What the task asks: Return each line of the material verbatim.

Extracted data:
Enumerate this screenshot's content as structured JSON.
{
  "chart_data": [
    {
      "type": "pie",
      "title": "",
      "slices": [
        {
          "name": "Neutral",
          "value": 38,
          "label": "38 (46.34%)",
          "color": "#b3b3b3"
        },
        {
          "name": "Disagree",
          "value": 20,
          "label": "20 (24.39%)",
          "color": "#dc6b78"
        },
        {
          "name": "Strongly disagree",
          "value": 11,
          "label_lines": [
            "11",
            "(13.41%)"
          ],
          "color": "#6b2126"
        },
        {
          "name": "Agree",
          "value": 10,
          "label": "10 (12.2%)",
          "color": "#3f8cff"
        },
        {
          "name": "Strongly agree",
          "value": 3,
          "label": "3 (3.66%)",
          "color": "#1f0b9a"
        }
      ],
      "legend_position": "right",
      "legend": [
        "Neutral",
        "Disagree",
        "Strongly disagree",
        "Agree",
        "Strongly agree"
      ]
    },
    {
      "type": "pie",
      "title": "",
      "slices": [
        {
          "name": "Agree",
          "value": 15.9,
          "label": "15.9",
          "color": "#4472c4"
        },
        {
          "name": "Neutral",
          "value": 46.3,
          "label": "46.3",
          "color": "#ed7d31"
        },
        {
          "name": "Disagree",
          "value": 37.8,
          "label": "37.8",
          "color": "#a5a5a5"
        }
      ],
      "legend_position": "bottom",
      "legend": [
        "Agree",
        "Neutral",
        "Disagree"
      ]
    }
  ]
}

Result of the task:
Enumerate this screenshot's content as structured JSON.
{
  "chart_data": [
    {
      "type": "pie",
      "title": "",
      "slices": [
        {
          "name": "Neutral",
          "value": 38,
          "label": "38 (46.34%)",
          "color": "#b3b3b3"
        },
        {
          "name": "Disagree",
          "value": 20,
          "label": "20 (24.39%)",
          "color": "#dc6b78"
        },
        {
          "name": "Strongly disagree",
          "value": 11,
          "label_lines": [
            "11",
            "(13.41%)"
          ],
          "color": "#6b2126"
        },
        {
          "name": "Agree",
          "value": 10,
          "label": "10 (12.2%)",
          "color": "#3f8cff"
        },
        {
          "name": "Strongly agree",
          "value": 3,
          "label": "3 (3.66%)",
          "color": "#1f0b9a"
        }
      ],
      "legend_position": "right",
      "legend": [
        "Neutral",
        "Disagree",
        "Strongly disagree",
        "Agree",
        "Strongly agree"
      ]
    },
    {
      "type": "pie",
      "title": "",
      "slices": [
        {
          "name": "Agree",
          "value": 15.9,
          "label": "15.9",
          "color": "#4472c4"
        },
        {
          "name": "Neutral",
          "value": 46.3,
          "label": "46.3",
          "color": "#ed7d31"
        },
        {
          "name": "Disagree",
          "value": 37.8,
          "label": "37.8",
          "color": "#a5a5a5"
        }
      ],
      "legend_position": "bottom",
      "legend": [
        "Agree",
        "Neutral",
        "Disagree"
      ]
    }
  ]
}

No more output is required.